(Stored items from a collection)
········

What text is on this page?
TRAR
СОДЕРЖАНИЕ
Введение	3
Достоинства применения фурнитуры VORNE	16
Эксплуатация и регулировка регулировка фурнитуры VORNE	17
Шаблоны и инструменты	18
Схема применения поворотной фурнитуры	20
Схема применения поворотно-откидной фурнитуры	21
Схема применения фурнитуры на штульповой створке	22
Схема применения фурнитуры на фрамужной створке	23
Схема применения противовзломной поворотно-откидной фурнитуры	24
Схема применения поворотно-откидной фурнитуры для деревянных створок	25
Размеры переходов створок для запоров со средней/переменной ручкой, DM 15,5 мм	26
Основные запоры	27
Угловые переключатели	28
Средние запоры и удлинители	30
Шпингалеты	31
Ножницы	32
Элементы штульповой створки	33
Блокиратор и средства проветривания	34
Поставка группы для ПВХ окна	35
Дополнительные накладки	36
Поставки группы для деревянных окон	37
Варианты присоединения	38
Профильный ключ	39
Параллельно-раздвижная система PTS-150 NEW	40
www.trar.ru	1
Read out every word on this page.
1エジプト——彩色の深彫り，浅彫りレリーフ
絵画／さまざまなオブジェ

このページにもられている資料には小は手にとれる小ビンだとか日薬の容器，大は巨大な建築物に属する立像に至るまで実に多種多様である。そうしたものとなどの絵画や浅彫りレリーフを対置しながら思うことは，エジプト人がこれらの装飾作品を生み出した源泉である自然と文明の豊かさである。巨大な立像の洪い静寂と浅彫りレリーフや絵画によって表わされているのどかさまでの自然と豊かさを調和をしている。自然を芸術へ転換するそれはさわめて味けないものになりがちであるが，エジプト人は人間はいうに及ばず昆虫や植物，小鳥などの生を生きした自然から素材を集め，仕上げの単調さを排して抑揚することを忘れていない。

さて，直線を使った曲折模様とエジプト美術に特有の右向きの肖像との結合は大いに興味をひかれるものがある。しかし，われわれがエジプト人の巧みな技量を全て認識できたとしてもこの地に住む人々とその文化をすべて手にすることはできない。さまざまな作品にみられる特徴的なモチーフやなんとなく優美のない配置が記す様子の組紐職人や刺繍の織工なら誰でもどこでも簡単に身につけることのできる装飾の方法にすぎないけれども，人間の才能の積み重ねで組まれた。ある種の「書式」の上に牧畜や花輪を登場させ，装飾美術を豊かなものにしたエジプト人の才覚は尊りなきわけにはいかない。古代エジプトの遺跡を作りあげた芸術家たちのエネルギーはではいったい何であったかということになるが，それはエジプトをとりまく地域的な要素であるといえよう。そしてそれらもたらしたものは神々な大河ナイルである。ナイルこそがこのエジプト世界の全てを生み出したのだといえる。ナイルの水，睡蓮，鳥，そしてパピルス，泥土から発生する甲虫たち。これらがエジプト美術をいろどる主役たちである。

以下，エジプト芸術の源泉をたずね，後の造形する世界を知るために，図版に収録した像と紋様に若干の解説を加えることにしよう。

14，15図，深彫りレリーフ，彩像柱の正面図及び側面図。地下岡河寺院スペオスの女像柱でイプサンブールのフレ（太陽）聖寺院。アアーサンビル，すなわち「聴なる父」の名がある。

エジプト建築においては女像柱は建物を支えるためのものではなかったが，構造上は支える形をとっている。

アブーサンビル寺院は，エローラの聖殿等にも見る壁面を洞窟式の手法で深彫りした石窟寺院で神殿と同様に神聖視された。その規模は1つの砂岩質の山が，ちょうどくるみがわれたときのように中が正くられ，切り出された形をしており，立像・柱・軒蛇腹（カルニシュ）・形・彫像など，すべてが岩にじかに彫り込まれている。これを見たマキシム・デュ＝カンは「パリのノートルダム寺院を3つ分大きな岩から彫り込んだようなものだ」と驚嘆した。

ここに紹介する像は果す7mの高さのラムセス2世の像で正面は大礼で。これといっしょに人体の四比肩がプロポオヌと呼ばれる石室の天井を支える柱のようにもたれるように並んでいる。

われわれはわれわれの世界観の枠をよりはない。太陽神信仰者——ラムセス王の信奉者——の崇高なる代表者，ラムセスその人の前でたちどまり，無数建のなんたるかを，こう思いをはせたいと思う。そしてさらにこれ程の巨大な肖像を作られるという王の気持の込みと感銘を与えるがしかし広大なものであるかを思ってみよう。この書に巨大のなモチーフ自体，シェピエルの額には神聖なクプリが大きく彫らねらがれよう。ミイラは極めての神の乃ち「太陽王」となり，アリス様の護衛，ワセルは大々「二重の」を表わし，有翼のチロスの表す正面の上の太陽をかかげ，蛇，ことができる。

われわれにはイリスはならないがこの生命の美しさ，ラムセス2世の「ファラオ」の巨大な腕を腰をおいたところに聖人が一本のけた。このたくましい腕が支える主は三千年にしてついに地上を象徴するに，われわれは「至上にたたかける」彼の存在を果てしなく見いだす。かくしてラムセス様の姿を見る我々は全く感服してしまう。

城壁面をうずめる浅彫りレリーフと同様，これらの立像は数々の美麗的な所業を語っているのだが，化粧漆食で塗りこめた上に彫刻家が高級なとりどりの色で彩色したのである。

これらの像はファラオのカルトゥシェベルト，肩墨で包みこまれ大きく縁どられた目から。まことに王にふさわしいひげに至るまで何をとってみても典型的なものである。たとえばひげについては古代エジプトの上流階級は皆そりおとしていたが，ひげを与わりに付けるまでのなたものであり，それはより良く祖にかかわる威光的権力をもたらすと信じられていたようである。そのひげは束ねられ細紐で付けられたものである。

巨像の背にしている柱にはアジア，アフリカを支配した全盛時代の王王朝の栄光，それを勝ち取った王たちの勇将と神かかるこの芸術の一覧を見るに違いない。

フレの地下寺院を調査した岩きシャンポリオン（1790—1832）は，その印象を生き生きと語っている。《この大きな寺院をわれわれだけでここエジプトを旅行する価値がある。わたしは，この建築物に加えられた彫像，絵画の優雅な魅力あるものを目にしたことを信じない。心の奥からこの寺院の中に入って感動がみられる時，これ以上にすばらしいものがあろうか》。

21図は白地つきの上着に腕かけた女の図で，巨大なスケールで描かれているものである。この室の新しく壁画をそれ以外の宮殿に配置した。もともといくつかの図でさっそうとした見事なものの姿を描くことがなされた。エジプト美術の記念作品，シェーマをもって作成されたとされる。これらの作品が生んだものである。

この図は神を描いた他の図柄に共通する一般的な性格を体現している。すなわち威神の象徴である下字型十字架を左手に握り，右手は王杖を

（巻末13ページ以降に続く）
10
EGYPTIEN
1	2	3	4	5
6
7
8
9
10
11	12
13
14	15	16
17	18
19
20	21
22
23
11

········

→ Instructions to follow
Search the data for the string "группы". List each line that has it.

→ Correct answer
Поставка группы для ПВХ окна	35
Поставки группы для деревянных окон	37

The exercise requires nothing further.